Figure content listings
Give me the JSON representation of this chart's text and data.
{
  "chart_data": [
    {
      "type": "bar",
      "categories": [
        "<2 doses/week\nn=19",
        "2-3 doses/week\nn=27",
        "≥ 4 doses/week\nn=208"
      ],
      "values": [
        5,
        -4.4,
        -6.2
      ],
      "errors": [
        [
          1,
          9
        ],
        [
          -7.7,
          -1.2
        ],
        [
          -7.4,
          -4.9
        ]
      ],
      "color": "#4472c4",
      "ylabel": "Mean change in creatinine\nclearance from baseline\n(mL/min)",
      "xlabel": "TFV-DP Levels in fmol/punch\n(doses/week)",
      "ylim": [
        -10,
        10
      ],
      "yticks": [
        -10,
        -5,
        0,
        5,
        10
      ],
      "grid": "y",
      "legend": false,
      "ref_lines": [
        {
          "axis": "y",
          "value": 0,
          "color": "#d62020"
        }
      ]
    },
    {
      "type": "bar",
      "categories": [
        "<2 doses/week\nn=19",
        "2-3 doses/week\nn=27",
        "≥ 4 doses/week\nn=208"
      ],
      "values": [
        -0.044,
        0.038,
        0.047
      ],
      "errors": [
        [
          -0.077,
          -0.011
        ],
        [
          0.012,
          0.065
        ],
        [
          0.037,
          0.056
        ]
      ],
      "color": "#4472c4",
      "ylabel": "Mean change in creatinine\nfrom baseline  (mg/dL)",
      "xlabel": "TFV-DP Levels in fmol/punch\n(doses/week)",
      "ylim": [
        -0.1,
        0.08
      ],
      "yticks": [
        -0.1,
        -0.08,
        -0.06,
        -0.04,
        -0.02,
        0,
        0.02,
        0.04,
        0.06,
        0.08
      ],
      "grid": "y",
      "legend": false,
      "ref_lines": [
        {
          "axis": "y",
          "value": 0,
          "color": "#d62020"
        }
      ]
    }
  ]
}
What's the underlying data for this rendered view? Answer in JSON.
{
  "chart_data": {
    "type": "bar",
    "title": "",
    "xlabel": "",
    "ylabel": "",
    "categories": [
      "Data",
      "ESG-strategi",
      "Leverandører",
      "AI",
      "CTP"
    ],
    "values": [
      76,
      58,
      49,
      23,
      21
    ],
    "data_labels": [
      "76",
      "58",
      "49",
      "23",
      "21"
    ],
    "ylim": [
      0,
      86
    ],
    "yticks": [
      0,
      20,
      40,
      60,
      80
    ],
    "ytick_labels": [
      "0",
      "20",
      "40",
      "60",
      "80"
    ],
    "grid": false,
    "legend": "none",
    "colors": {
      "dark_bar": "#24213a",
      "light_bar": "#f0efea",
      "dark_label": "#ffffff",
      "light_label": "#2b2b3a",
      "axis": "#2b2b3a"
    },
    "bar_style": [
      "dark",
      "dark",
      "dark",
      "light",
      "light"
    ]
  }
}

Requirements: Identify every line above with the string "change" in it. Copy those lines.

Task response:
      "ylabel": "Mean change in creatinine\nclearance from baseline\n(mL/min)",
      "ylabel": "Mean change in creatinine\nfrom baseline  (mg/dL)",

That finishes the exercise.